WHAT YOU ARE ASKED TO DO
Reproduce the full listing that appears beneath this instruction exactly.

[Start DATA PROVIDED]

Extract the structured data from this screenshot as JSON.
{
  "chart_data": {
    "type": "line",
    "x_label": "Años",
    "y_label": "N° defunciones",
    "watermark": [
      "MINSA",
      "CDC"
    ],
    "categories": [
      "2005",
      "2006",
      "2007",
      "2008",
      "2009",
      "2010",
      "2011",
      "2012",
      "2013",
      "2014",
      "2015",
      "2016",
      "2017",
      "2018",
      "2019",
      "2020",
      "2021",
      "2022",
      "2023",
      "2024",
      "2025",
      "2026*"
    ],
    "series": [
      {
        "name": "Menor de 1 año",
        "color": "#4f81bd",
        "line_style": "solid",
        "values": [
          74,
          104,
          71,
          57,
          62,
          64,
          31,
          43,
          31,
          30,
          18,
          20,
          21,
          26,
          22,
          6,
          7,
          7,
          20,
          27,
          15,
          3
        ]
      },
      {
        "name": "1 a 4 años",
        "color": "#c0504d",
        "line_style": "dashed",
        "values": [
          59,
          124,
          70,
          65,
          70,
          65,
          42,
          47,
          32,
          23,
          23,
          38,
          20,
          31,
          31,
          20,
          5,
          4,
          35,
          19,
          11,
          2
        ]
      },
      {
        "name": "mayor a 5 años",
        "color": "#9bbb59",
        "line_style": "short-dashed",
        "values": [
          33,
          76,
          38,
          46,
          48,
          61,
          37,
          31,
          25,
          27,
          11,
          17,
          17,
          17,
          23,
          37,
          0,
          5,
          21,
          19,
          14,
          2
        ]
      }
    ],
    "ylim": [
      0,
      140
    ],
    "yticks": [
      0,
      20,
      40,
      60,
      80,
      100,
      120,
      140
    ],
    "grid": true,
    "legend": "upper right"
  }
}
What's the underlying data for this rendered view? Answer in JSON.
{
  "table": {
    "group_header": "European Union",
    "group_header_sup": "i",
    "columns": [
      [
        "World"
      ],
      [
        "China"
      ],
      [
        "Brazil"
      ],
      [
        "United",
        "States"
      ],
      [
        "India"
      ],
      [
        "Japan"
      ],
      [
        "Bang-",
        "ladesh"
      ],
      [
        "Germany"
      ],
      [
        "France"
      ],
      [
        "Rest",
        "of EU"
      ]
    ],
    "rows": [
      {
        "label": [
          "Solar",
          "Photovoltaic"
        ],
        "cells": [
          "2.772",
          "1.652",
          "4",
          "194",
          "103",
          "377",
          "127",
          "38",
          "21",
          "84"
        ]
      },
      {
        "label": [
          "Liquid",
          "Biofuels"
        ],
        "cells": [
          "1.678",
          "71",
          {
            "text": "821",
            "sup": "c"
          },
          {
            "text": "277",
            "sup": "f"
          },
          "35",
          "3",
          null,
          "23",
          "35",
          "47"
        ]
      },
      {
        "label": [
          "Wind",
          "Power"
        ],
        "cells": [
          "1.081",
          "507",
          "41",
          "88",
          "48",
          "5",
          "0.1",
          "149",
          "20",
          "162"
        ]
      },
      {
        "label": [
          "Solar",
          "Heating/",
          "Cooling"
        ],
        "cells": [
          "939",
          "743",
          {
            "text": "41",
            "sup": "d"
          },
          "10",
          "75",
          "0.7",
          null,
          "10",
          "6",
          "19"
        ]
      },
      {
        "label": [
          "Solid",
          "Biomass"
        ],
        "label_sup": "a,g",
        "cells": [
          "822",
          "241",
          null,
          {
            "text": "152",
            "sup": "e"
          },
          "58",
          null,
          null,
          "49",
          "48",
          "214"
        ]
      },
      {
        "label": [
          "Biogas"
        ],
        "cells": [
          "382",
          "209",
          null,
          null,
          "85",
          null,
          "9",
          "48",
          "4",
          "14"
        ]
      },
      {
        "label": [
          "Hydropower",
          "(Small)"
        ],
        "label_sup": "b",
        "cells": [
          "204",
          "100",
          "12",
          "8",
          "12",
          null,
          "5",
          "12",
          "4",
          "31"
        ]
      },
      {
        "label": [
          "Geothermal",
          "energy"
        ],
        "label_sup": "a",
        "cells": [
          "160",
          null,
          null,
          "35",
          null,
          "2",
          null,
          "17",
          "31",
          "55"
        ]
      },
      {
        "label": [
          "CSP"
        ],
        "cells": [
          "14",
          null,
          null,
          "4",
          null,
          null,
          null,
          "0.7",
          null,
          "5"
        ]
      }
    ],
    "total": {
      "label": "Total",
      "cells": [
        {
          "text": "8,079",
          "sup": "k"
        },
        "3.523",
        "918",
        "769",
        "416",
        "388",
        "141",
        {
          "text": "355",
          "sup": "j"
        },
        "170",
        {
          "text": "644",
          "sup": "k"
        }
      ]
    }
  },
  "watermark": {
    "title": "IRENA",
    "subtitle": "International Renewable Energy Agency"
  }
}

[End DATA PROVIDED]

RIGHT ANSWER
Extract the structured data from this screenshot as JSON.
{
  "chart_data": {
    "type": "line",
    "x_label": "Años",
    "y_label": "N° defunciones",
    "watermark": [
      "MINSA",
      "CDC"
    ],
    "categories": [
      "2005",
      "2006",
      "2007",
      "2008",
      "2009",
      "2010",
      "2011",
      "2012",
      "2013",
      "2014",
      "2015",
      "2016",
      "2017",
      "2018",
      "2019",
      "2020",
      "2021",
      "2022",
      "2023",
      "2024",
      "2025",
      "2026*"
    ],
    "series": [
      {
        "name": "Menor de 1 año",
        "color": "#4f81bd",
        "line_style": "solid",
        "values": [
          74,
          104,
          71,
          57,
          62,
          64,
          31,
          43,
          31,
          30,
          18,
          20,
          21,
          26,
          22,
          6,
          7,
          7,
          20,
          27,
          15,
          3
        ]
      },
      {
        "name": "1 a 4 años",
        "color": "#c0504d",
        "line_style": "dashed",
        "values": [
          59,
          124,
          70,
          65,
          70,
          65,
          42,
          47,
          32,
          23,
          23,
          38,
          20,
          31,
          31,
          20,
          5,
          4,
          35,
          19,
          11,
          2
        ]
      },
      {
        "name": "mayor a 5 años",
        "color": "#9bbb59",
        "line_style": "short-dashed",
        "values": [
          33,
          76,
          38,
          46,
          48,
          61,
          37,
          31,
          25,
          27,
          11,
          17,
          17,
          17,
          23,
          37,
          0,
          5,
          21,
          19,
          14,
          2
        ]
      }
    ],
    "ylim": [
      0,
      140
    ],
    "yticks": [
      0,
      20,
      40,
      60,
      80,
      100,
      120,
      140
    ],
    "grid": true,
    "legend": "upper right"
  }
}
What's the underlying data for this rendered view? Answer in JSON.
{
  "table": {
    "group_header": "European Union",
    "group_header_sup": "i",
    "columns": [
      [
        "World"
      ],
      [
        "China"
      ],
      [
        "Brazil"
      ],
      [
        "United",
        "States"
      ],
      [
        "India"
      ],
      [
        "Japan"
      ],
      [
        "Bang-",
        "ladesh"
      ],
      [
        "Germany"
      ],
      [
        "France"
      ],
      [
        "Rest",
        "of EU"
      ]
    ],
    "rows": [
      {
        "label": [
          "Solar",
          "Photovoltaic"
        ],
        "cells": [
          "2.772",
          "1.652",
          "4",
          "194",
          "103",
          "377",
          "127",
          "38",
          "21",
          "84"
        ]
      },
      {
        "label": [
          "Liquid",
          "Biofuels"
        ],
        "cells": [
          "1.678",
          "71",
          {
            "text": "821",
            "sup": "c"
          },
          {
            "text": "277",
            "sup": "f"
          },
          "35",
          "3",
          null,
          "23",
          "35",
          "47"
        ]
      },
      {
        "label": [
          "Wind",
          "Power"
        ],
        "cells": [
          "1.081",
          "507",
          "41",
          "88",
          "48",
          "5",
          "0.1",
          "149",
          "20",
          "162"
        ]
      },
      {
        "label": [
          "Solar",
          "Heating/",
          "Cooling"
        ],
        "cells": [
          "939",
          "743",
          {
            "text": "41",
            "sup": "d"
          },
          "10",
          "75",
          "0.7",
          null,
          "10",
          "6",
          "19"
        ]
      },
      {
        "label": [
          "Solid",
          "Biomass"
        ],
        "label_sup": "a,g",
        "cells": [
          "822",
          "241",
          null,
          {
            "text": "152",
            "sup": "e"
          },
          "58",
          null,
          null,
          "49",
          "48",
          "214"
        ]
      },
      {
        "label": [
          "Biogas"
        ],
        "cells": [
          "382",
          "209",
          null,
          null,
          "85",
          null,
          "9",
          "48",
          "4",
          "14"
        ]
      },
      {
        "label": [
          "Hydropower",
          "(Small)"
        ],
        "label_sup": "b",
        "cells": [
          "204",
          "100",
          "12",
          "8",
          "12",
          null,
          "5",
          "12",
          "4",
          "31"
        ]
      },
      {
        "label": [
          "Geothermal",
          "energy"
        ],
        "label_sup": "a",
        "cells": [
          "160",
          null,
          null,
          "35",
          null,
          "2",
          null,
          "17",
          "31",
          "55"
        ]
      },
      {
        "label": [
          "CSP"
        ],
        "cells": [
          "14",
          null,
          null,
          "4",
          null,
          null,
          null,
          "0.7",
          null,
          "5"
        ]
      }
    ],
    "total": {
      "label": "Total",
      "cells": [
        {
          "text": "8,079",
          "sup": "k"
        },
        "3.523",
        "918",
        "769",
        "416",
        "388",
        "141",
        {
          "text": "355",
          "sup": "j"
        },
        "170",
        {
          "text": "644",
          "sup": "k"
        }
      ]
    }
  },
  "watermark": {
    "title": "IRENA",
    "subtitle": "International Renewable Energy Agency"
  }
}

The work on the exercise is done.